- **Text provided**:
====================

This puts the lie to the government’s claims that it has only collected metadata -- identifying markers such as phone numbers and email addresses -- and not content from unsuspecting and unsuspected Americans. It puts the lie to the government’s claims that it has studiously avoided prying into the private lives of Americans, in whom it has no intelligence-related or lawful interest. And this puts the lie to the government’s contentions and the opinions of judges of the secret Foreign Intelligence Surveillance Court that the NSA’s spying is somehow lawful, constitutional and helpful.

 We now know that the government has failed effectively to refute the Snowden claims that it has collected and maintained for future access massive amounts of personal materials about nearly all people in America since 2009. This includes the metadata and content of nearly every telephone call, email and text message made, sent or received in the U.S., as well as nearly every credit card bill, utility bill and monthly bank statement of nearly every person in the U.S.

This was accomplished through the issuance of general warrants by FISA court judges. General warrants do not particularly describe the place to be searched or the person or thing to be seized as the Constitution requires. General warrants authorize the bearer to use the power of government to search wherever he wishes. The use by British troops of general warrants was a principal motivation for the American Revolution, and the very purpose and literal wording of the Fourth Amendment was to outlaw and prohibit them.

====================

- **Task details**:
Write the next part of the passage on NSA surveillance and general warrants, picking up after its final sentence. The records that come next are separate material and have no connection to the passage on NSA surveillance.

====================

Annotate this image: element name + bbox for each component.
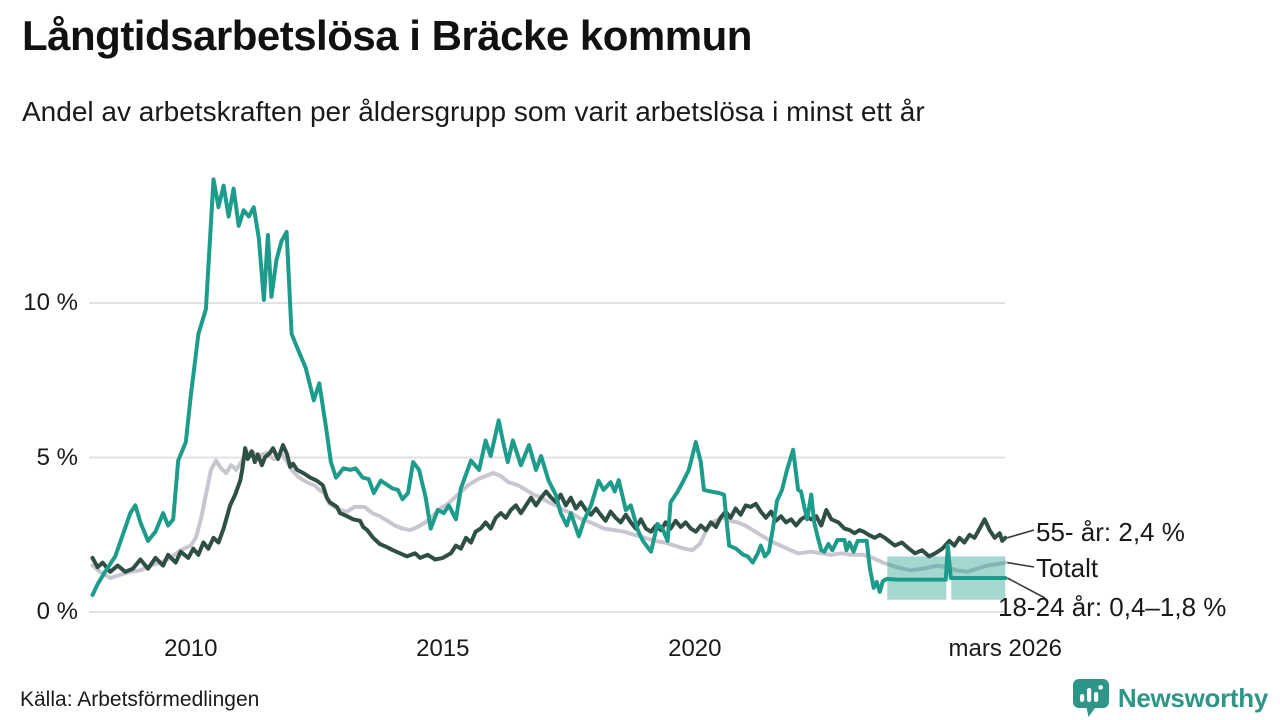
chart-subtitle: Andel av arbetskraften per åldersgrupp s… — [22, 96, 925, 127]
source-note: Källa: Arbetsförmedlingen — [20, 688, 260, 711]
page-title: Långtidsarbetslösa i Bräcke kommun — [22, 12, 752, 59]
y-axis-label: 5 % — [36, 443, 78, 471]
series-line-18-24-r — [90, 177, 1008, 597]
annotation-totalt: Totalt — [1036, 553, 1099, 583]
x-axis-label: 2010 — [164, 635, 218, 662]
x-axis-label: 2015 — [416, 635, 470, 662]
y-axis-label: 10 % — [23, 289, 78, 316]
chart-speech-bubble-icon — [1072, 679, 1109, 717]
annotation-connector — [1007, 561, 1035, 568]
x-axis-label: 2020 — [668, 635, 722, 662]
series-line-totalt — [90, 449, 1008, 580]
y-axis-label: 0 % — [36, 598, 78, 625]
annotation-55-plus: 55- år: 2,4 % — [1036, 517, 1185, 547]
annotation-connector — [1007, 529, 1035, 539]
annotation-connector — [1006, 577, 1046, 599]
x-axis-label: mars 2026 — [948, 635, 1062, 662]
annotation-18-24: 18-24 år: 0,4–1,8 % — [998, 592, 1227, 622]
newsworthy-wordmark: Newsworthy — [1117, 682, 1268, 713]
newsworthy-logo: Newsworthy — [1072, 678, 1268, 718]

====================

- **The answer**:
 Nevertheless, in their lust to appear muscular in our constitutionally sad post-9/11 era, politicians from both major political parties have defied the plain meaning and universally accepted history of the right to privacy and reverted to these odious instruments so condemned by the nation’s founders and the Constitution’s framers.

 The recent Snowden revelations showed that about 900,000 innocent Americans -- including President Barack Obama himself -- were subjected to heavy NSA scrutiny. This was done by NSA agents who knew that the subjects of their scrutiny were not the targets of their investigation.

 How could that happen? It happened because the FISA court meets in secret, where the NSA has no opposition and the court has no transparency. This volatile mix has resulted in that court's granting well over 99 percent of NSA applications, including the “hop” rule implicated in the scrutiny of innocent Americans. In NSA-speak, a hop is a jump from one telephone conversation to another using a common phone.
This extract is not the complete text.